Copy every line of the entries below verbatim, character for character.

-- Begin Records for this task --

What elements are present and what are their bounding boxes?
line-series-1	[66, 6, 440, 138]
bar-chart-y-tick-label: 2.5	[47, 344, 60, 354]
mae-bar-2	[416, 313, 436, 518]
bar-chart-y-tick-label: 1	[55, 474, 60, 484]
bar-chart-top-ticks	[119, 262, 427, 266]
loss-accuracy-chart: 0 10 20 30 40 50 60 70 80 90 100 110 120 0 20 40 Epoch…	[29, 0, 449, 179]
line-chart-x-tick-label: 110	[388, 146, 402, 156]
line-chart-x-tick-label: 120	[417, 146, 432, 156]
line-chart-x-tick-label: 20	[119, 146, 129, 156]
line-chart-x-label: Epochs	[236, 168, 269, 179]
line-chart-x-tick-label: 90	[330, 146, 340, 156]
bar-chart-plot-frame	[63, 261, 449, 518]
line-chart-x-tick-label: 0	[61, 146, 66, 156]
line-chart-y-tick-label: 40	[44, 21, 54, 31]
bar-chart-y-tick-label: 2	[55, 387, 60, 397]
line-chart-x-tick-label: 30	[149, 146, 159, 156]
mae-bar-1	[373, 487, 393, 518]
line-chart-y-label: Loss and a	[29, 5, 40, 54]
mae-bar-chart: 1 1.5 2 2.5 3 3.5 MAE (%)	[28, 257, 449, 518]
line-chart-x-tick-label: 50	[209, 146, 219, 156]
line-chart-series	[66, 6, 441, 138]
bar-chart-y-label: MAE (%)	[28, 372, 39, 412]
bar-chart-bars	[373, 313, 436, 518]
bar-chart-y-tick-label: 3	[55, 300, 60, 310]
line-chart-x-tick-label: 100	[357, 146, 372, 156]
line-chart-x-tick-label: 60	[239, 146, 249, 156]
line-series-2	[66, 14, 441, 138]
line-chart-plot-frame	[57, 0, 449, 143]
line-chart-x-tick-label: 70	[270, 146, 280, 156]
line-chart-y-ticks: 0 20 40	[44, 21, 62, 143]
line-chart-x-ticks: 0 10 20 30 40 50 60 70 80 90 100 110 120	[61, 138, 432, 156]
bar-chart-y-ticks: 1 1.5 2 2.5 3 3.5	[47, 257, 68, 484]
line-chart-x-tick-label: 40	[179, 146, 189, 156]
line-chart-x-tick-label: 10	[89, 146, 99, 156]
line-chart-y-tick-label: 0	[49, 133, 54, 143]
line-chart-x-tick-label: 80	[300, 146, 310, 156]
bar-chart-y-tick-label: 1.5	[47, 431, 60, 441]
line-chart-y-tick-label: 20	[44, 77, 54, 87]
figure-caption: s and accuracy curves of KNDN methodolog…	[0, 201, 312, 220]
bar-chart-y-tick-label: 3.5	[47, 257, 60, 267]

-- End Records for this task --

Exercise answer.
What elements are present and what are their bounding boxes?
line-series-1	[66, 6, 440, 138]
bar-chart-y-tick-label: 2.5	[47, 344, 60, 354]
mae-bar-2	[416, 313, 436, 518]
bar-chart-y-tick-label: 1	[55, 474, 60, 484]
bar-chart-top-ticks	[119, 262, 427, 266]
loss-accuracy-chart: 0 10 20 30 40 50 60 70 80 90 100 110 120 0 20 40 Epoch…	[29, 0, 449, 179]
line-chart-x-tick-label: 110	[388, 146, 402, 156]
line-chart-x-tick-label: 120	[417, 146, 432, 156]
line-chart-x-tick-label: 20	[119, 146, 129, 156]
line-chart-x-label: Epochs	[236, 168, 269, 179]
line-chart-x-tick-label: 90	[330, 146, 340, 156]
bar-chart-plot-frame	[63, 261, 449, 518]
line-chart-x-tick-label: 0	[61, 146, 66, 156]
line-chart-y-tick-label: 40	[44, 21, 54, 31]
bar-chart-y-tick-label: 2	[55, 387, 60, 397]
line-chart-x-tick-label: 30	[149, 146, 159, 156]
mae-bar-1	[373, 487, 393, 518]
line-chart-y-label: Loss and a	[29, 5, 40, 54]
mae-bar-chart: 1 1.5 2 2.5 3 3.5 MAE (%)	[28, 257, 449, 518]
line-chart-x-tick-label: 50	[209, 146, 219, 156]
line-chart-series	[66, 6, 441, 138]
bar-chart-y-label: MAE (%)	[28, 372, 39, 412]
bar-chart-bars	[373, 313, 436, 518]
bar-chart-y-tick-label: 3	[55, 300, 60, 310]
line-chart-x-tick-label: 100	[357, 146, 372, 156]
line-chart-x-tick-label: 60	[239, 146, 249, 156]
line-series-2	[66, 14, 441, 138]
line-chart-plot-frame	[57, 0, 449, 143]
line-chart-x-tick-label: 70	[270, 146, 280, 156]
line-chart-y-ticks: 0 20 40	[44, 21, 62, 143]
line-chart-x-ticks: 0 10 20 30 40 50 60 70 80 90 100 110 120	[61, 138, 432, 156]
bar-chart-y-ticks: 1 1.5 2 2.5 3 3.5	[47, 257, 68, 484]
line-chart-x-tick-label: 40	[179, 146, 189, 156]
line-chart-x-tick-label: 10	[89, 146, 99, 156]
line-chart-y-tick-label: 0	[49, 133, 54, 143]
line-chart-x-tick-label: 80	[300, 146, 310, 156]
bar-chart-y-tick-label: 1.5	[47, 431, 60, 441]
line-chart-y-tick-label: 20	[44, 77, 54, 87]
figure-caption: s and accuracy curves of KNDN methodolog…	[0, 201, 312, 220]
bar-chart-y-tick-label: 3.5	[47, 257, 60, 267]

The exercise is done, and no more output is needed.